Problem to work on -
Render the material as a JSON list of strings with one string per line, starting at the first line and ending at the line that contains "candle-body [329,167,335,186]", both included. Leave out blank lines and anything past that line.

(Some records)
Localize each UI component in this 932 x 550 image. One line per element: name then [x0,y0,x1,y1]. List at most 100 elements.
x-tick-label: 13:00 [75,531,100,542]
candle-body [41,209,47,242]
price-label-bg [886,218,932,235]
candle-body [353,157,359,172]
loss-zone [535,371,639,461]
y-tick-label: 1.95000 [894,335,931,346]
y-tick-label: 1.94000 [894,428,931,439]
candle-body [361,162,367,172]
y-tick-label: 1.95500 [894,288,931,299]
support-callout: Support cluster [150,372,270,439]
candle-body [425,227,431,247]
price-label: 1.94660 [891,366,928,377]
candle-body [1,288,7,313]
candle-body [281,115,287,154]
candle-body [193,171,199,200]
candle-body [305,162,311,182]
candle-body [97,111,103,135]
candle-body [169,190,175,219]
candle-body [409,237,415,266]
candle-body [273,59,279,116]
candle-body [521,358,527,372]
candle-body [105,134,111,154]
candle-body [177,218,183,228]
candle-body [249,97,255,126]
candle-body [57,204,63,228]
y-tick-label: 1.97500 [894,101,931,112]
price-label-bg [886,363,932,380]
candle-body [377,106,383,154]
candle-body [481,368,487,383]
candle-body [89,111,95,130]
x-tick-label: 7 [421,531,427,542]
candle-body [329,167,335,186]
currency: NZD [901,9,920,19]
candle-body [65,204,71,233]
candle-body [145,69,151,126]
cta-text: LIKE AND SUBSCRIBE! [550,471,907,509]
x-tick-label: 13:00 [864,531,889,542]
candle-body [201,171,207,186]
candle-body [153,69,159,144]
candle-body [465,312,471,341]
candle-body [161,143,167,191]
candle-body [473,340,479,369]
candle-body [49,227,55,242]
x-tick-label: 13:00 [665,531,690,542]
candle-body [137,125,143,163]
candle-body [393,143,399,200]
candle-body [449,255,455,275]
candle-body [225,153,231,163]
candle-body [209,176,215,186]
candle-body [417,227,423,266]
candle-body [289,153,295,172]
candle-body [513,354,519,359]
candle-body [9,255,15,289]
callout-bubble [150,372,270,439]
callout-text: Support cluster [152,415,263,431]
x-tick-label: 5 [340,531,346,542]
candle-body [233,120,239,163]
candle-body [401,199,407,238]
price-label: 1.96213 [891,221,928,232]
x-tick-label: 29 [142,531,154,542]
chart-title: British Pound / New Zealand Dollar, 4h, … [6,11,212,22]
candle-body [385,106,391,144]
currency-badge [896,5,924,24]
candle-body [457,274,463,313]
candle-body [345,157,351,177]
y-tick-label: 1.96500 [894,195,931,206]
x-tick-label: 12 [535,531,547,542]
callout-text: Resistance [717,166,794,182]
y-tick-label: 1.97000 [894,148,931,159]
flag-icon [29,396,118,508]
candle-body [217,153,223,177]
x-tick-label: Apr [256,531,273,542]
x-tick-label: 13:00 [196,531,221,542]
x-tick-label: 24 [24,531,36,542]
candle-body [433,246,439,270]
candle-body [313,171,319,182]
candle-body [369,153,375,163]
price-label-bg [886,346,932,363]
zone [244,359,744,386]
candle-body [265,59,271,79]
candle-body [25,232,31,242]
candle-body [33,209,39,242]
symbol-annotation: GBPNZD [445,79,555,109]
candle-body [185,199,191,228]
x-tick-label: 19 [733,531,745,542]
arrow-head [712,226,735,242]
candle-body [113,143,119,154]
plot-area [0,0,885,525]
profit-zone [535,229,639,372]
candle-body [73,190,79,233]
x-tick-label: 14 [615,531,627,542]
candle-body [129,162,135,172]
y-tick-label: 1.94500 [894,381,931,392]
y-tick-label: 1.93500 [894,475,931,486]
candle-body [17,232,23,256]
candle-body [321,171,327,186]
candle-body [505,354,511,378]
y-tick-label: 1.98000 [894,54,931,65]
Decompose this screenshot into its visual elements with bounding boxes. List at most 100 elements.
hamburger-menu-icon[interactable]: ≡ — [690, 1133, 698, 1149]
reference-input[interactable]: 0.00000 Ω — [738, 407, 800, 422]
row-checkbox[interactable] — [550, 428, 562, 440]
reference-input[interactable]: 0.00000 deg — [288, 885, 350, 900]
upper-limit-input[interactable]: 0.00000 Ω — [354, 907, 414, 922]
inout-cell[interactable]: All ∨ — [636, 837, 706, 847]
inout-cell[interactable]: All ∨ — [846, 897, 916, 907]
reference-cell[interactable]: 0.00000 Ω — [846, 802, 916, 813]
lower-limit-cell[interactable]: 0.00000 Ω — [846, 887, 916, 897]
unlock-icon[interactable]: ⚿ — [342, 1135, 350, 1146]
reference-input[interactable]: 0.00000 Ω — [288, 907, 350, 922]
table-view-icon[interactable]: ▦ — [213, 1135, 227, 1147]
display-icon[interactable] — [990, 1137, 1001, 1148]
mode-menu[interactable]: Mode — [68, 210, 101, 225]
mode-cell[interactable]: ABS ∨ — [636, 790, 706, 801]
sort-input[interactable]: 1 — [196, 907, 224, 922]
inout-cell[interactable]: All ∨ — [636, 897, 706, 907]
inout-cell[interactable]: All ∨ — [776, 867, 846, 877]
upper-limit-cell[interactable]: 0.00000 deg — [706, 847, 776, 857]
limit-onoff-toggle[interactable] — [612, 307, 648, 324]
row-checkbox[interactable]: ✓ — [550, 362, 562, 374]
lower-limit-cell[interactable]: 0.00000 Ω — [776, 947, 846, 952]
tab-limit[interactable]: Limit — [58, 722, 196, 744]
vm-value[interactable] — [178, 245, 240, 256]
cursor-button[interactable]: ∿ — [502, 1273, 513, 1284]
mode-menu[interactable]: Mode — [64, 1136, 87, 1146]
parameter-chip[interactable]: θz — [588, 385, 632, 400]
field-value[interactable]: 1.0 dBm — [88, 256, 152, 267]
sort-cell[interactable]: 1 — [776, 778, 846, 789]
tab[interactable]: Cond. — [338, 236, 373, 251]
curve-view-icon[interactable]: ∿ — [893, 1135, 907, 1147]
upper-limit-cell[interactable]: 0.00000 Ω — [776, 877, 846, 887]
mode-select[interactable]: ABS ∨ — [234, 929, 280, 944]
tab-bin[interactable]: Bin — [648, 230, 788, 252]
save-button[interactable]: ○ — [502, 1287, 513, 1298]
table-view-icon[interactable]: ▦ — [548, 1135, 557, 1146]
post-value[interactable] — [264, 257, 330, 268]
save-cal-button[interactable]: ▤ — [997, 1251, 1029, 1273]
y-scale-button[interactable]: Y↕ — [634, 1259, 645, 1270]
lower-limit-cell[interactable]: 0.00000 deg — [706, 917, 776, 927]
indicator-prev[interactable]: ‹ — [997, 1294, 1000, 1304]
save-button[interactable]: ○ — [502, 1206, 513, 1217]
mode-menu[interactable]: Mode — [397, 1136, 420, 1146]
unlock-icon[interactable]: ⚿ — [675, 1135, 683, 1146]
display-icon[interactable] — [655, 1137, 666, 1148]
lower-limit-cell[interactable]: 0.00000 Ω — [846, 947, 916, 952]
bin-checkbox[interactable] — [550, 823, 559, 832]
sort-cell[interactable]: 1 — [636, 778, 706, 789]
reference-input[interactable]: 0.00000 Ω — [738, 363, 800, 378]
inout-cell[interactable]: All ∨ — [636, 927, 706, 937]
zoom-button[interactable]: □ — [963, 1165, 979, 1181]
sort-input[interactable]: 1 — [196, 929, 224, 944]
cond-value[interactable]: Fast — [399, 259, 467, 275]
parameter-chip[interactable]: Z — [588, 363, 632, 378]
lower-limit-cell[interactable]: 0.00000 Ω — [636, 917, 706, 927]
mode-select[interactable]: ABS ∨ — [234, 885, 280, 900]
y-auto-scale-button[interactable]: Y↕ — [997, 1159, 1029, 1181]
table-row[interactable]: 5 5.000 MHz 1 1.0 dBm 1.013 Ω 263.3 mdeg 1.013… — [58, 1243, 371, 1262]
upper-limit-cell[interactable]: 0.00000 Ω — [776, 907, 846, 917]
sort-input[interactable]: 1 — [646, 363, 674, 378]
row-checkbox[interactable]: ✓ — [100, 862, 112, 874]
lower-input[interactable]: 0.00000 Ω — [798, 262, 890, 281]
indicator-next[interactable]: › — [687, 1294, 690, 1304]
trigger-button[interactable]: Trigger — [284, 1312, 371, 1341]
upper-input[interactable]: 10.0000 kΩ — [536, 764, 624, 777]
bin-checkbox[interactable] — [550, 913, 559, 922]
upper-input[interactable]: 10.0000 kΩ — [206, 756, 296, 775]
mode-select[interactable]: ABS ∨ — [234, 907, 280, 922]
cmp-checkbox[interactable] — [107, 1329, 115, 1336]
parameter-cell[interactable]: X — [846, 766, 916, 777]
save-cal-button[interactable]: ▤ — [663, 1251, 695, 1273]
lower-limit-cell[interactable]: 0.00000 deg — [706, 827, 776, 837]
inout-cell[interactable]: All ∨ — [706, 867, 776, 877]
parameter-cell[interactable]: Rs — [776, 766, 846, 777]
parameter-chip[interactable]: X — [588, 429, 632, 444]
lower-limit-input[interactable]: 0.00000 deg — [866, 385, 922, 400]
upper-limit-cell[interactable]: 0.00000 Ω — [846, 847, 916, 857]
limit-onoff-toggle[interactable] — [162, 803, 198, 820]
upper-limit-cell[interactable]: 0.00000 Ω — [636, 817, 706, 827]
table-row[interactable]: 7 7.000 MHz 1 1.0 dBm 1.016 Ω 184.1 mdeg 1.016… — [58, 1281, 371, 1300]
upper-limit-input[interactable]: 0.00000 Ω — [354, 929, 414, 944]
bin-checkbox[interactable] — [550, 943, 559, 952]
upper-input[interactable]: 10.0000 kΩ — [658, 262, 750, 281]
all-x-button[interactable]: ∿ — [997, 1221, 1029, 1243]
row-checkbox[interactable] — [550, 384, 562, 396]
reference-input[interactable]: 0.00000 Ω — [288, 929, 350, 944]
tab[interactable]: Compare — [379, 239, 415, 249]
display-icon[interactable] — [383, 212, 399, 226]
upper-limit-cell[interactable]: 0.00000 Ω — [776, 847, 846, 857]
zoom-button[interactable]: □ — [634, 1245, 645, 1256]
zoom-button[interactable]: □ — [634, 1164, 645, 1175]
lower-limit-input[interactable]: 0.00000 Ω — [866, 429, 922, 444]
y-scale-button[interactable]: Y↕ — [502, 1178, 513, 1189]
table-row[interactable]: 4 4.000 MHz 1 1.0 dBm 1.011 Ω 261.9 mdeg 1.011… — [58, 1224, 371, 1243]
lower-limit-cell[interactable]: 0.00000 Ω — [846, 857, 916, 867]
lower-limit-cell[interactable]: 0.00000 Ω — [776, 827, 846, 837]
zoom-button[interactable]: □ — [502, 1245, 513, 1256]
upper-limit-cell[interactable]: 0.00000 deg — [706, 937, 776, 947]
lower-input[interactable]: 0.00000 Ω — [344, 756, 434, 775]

In response -
[
  "Localize each UI component in this 932 x 550 image. One line per element: name then [x0,y0,x1,y1]. List at most 100 elements.",
  "x-tick-label: 13:00 [75,531,100,542]",
  "candle-body [41,209,47,242]",
  "price-label-bg [886,218,932,235]",
  "candle-body [353,157,359,172]",
  "loss-zone [535,371,639,461]",
  "y-tick-label: 1.95000 [894,335,931,346]",
  "y-tick-label: 1.94000 [894,428,931,439]",
  "candle-body [361,162,367,172]",
  "y-tick-label: 1.95500 [894,288,931,299]",
  "support-callout: Support cluster [150,372,270,439]",
  "candle-body [425,227,431,247]",
  "price-label: 1.94660 [891,366,928,377]",
  "candle-body [1,288,7,313]",
  "candle-body [281,115,287,154]",
  "candle-body [193,171,199,200]",
  "candle-body [305,162,311,182]",
  "candle-body [97,111,103,135]",
  "candle-body [169,190,175,219]",
  "candle-body [409,237,415,266]",
  "candle-body [273,59,279,116]",
  "candle-body [521,358,527,372]",
  "candle-body [105,134,111,154]",
  "candle-body [177,218,183,228]",
  "candle-body [249,97,255,126]",
  "candle-body [57,204,63,228]",
  "y-tick-label: 1.97500 [894,101,931,112]",
  "price-label-bg [886,363,932,380]",
  "candle-body [377,106,383,154]",
  "candle-body [481,368,487,383]",
  "candle-body [89,111,95,130]",
  "x-tick-label: 7 [421,531,427,542]",
  "candle-body [329,167,335,186]"
]